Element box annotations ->
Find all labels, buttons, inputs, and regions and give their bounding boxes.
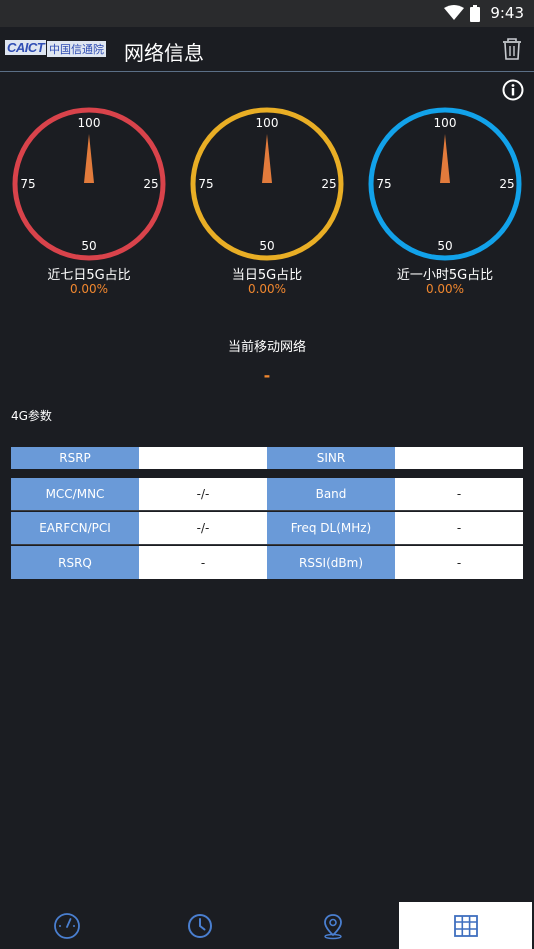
nav-tab-table[interactable] bbox=[399, 902, 532, 949]
table-row: EARFCN/PCI -/- Freq DL(MHz) - bbox=[11, 512, 523, 545]
gauge-tick-top: 100 bbox=[434, 116, 457, 130]
gauge-needle bbox=[262, 134, 272, 183]
gauge-tick-left: 75 bbox=[20, 177, 35, 191]
wifi-icon bbox=[444, 5, 464, 20]
gauge-tick-left: 75 bbox=[198, 177, 213, 191]
nav-tab-location[interactable] bbox=[266, 902, 399, 949]
gauge-label-1hour: 近一小时5G占比 bbox=[396, 268, 494, 283]
table-row-rsrp-sinr: RSRP SINR bbox=[11, 447, 523, 469]
gauge-tick-right: 25 bbox=[143, 177, 158, 191]
cell-value: -/- bbox=[139, 512, 267, 544]
app-bar: CAICT 中国信通院 网络信息 bbox=[0, 27, 534, 72]
cell-key: RSSI(dBm) bbox=[267, 546, 395, 579]
cell-value: - bbox=[395, 478, 523, 510]
gauge-tick-right: 25 bbox=[499, 177, 514, 191]
clock-icon bbox=[187, 913, 212, 938]
cell-key: EARFCN/PCI bbox=[11, 512, 139, 544]
gauge-tick-bottom: 50 bbox=[437, 239, 452, 253]
gauge-tick-left: 75 bbox=[376, 177, 391, 191]
cell-key: Freq DL(MHz) bbox=[267, 512, 395, 544]
cell-value: - bbox=[139, 546, 267, 579]
gauge-tick-bottom: 50 bbox=[81, 239, 96, 253]
cell-key: Band bbox=[267, 478, 395, 510]
current-network-title: 当前移动网络 bbox=[227, 340, 306, 355]
gauge-ring bbox=[368, 107, 522, 261]
gauge-ring bbox=[190, 107, 344, 261]
status-time: 9:43 bbox=[490, 4, 524, 22]
gauge-tick-right: 25 bbox=[321, 177, 336, 191]
gauge-label-7day: 近七日5G占比 bbox=[47, 268, 131, 283]
cell-value bbox=[395, 447, 523, 469]
status-bar: 9:43 bbox=[0, 0, 534, 27]
gauge-needle bbox=[440, 134, 450, 183]
nav-tab-history[interactable] bbox=[133, 902, 266, 949]
gauge-7day: 100 25 50 75 bbox=[11, 106, 167, 262]
trash-icon[interactable] bbox=[502, 38, 522, 60]
gauge-tick-top: 100 bbox=[78, 116, 101, 130]
table-grid-icon bbox=[453, 914, 478, 937]
nav-tab-speed[interactable] bbox=[0, 902, 133, 949]
battery-icon bbox=[470, 5, 480, 22]
cell-key: SINR bbox=[267, 447, 395, 469]
gauge-value-7day: 0.00% bbox=[69, 282, 109, 296]
info-icon[interactable] bbox=[502, 79, 524, 101]
bottom-nav bbox=[0, 902, 534, 949]
cell-value: - bbox=[395, 546, 523, 579]
gauge-1hour: 100 25 50 75 bbox=[367, 106, 523, 262]
cell-value bbox=[139, 447, 267, 469]
table-row: MCC/MNC -/- Band - bbox=[11, 478, 523, 511]
location-pin-icon bbox=[323, 913, 342, 939]
logo-text: CAICT bbox=[5, 40, 47, 55]
speedometer-icon bbox=[53, 912, 80, 939]
cell-key: RSRQ bbox=[11, 546, 139, 579]
logo-org: 中国信通院 bbox=[47, 41, 106, 57]
current-network-value: - bbox=[263, 366, 271, 385]
gauge-ring bbox=[12, 107, 166, 261]
gauge-needle bbox=[84, 134, 94, 183]
section-title-4g: 4G参数 bbox=[11, 409, 52, 423]
gauge-value-today: 0.00% bbox=[247, 282, 287, 296]
cell-value: - bbox=[395, 512, 523, 544]
caict-logo: CAICT 中国信通院 bbox=[5, 39, 111, 59]
gauge-label-today: 当日5G占比 bbox=[231, 268, 303, 283]
gauge-tick-bottom: 50 bbox=[259, 239, 274, 253]
gauge-tick-top: 100 bbox=[256, 116, 279, 130]
gauge-value-1hour: 0.00% bbox=[425, 282, 465, 296]
table-row: RSRQ - RSSI(dBm) - bbox=[11, 546, 523, 579]
cell-key: RSRP bbox=[11, 447, 139, 469]
cell-key: MCC/MNC bbox=[11, 478, 139, 510]
page-title: 网络信息 bbox=[124, 41, 204, 65]
cell-value: -/- bbox=[139, 478, 267, 510]
gauge-today: 100 25 50 75 bbox=[189, 106, 345, 262]
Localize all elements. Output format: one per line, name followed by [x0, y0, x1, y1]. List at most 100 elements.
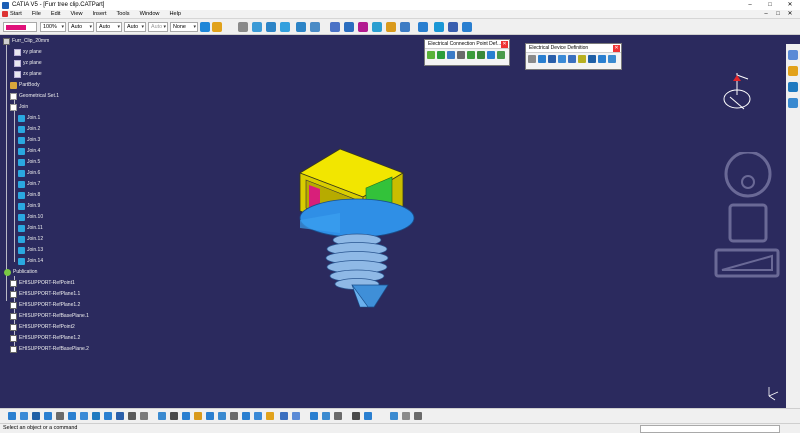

Exercise directions -> How many lines in the entries above contain the string "status", counting only case-sensitive matches? Give only the number.

Response to this task -> 2